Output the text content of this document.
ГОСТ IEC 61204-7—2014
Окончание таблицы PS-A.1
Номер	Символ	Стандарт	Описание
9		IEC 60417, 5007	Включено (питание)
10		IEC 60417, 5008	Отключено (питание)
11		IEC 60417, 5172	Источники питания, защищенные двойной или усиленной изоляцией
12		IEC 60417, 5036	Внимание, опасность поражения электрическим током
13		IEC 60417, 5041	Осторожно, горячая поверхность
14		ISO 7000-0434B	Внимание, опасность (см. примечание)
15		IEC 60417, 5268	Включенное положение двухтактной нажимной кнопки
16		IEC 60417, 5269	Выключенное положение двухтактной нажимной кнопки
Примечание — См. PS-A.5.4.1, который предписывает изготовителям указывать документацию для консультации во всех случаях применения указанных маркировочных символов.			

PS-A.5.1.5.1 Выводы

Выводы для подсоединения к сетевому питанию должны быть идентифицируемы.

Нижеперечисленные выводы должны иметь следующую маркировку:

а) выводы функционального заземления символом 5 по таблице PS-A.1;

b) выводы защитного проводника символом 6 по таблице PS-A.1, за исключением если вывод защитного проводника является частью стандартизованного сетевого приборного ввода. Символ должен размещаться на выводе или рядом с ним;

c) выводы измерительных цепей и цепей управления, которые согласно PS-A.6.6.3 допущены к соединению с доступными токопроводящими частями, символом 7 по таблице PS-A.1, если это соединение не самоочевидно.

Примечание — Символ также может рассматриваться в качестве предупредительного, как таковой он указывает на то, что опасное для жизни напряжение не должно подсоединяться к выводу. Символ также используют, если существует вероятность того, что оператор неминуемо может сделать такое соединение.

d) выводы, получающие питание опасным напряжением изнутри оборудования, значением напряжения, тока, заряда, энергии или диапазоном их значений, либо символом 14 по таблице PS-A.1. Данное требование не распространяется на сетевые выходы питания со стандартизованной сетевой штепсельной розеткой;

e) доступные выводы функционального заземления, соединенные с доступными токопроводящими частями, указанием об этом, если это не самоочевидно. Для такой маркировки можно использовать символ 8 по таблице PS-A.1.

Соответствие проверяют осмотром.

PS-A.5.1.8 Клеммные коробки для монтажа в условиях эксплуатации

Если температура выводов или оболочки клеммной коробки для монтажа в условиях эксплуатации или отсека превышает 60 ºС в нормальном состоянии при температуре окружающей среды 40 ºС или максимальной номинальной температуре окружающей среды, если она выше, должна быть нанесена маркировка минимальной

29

== == ==

◆ TASK TO COMPLETE ◆
Every entry above should be retyped exactly as shown.

◆ CORRECT ANSWER ◆
Output the text content of this document.
ГОСТ IEC 61204-7—2014
Окончание таблицы PS-A.1
Номер	Символ	Стандарт	Описание
9		IEC 60417, 5007	Включено (питание)
10		IEC 60417, 5008	Отключено (питание)
11		IEC 60417, 5172	Источники питания, защищенные двойной или усиленной изоляцией
12		IEC 60417, 5036	Внимание, опасность поражения электрическим током
13		IEC 60417, 5041	Осторожно, горячая поверхность
14		ISO 7000-0434B	Внимание, опасность (см. примечание)
15		IEC 60417, 5268	Включенное положение двухтактной нажимной кнопки
16		IEC 60417, 5269	Выключенное положение двухтактной нажимной кнопки
Примечание — См. PS-A.5.4.1, который предписывает изготовителям указывать документацию для консультации во всех случаях применения указанных маркировочных символов.			

PS-A.5.1.5.1 Выводы

Выводы для подсоединения к сетевому питанию должны быть идентифицируемы.

Нижеперечисленные выводы должны иметь следующую маркировку:

а) выводы функционального заземления символом 5 по таблице PS-A.1;

b) выводы защитного проводника символом 6 по таблице PS-A.1, за исключением если вывод защитного проводника является частью стандартизованного сетевого приборного ввода. Символ должен размещаться на выводе или рядом с ним;

c) выводы измерительных цепей и цепей управления, которые согласно PS-A.6.6.3 допущены к соединению с доступными токопроводящими частями, символом 7 по таблице PS-A.1, если это соединение не самоочевидно.

Примечание — Символ также может рассматриваться в качестве предупредительного, как таковой он указывает на то, что опасное для жизни напряжение не должно подсоединяться к выводу. Символ также используют, если существует вероятность того, что оператор неминуемо может сделать такое соединение.

d) выводы, получающие питание опасным напряжением изнутри оборудования, значением напряжения, тока, заряда, энергии или диапазоном их значений, либо символом 14 по таблице PS-A.1. Данное требование не распространяется на сетевые выходы питания со стандартизованной сетевой штепсельной розеткой;

e) доступные выводы функционального заземления, соединенные с доступными токопроводящими частями, указанием об этом, если это не самоочевидно. Для такой маркировки можно использовать символ 8 по таблице PS-A.1.

Соответствие проверяют осмотром.

PS-A.5.1.8 Клеммные коробки для монтажа в условиях эксплуатации

Если температура выводов или оболочки клеммной коробки для монтажа в условиях эксплуатации или отсека превышает 60 ºС в нормальном состоянии при температуре окружающей среды 40 ºС или максимальной номинальной температуре окружающей среды, если она выше, должна быть нанесена маркировка минимальной

29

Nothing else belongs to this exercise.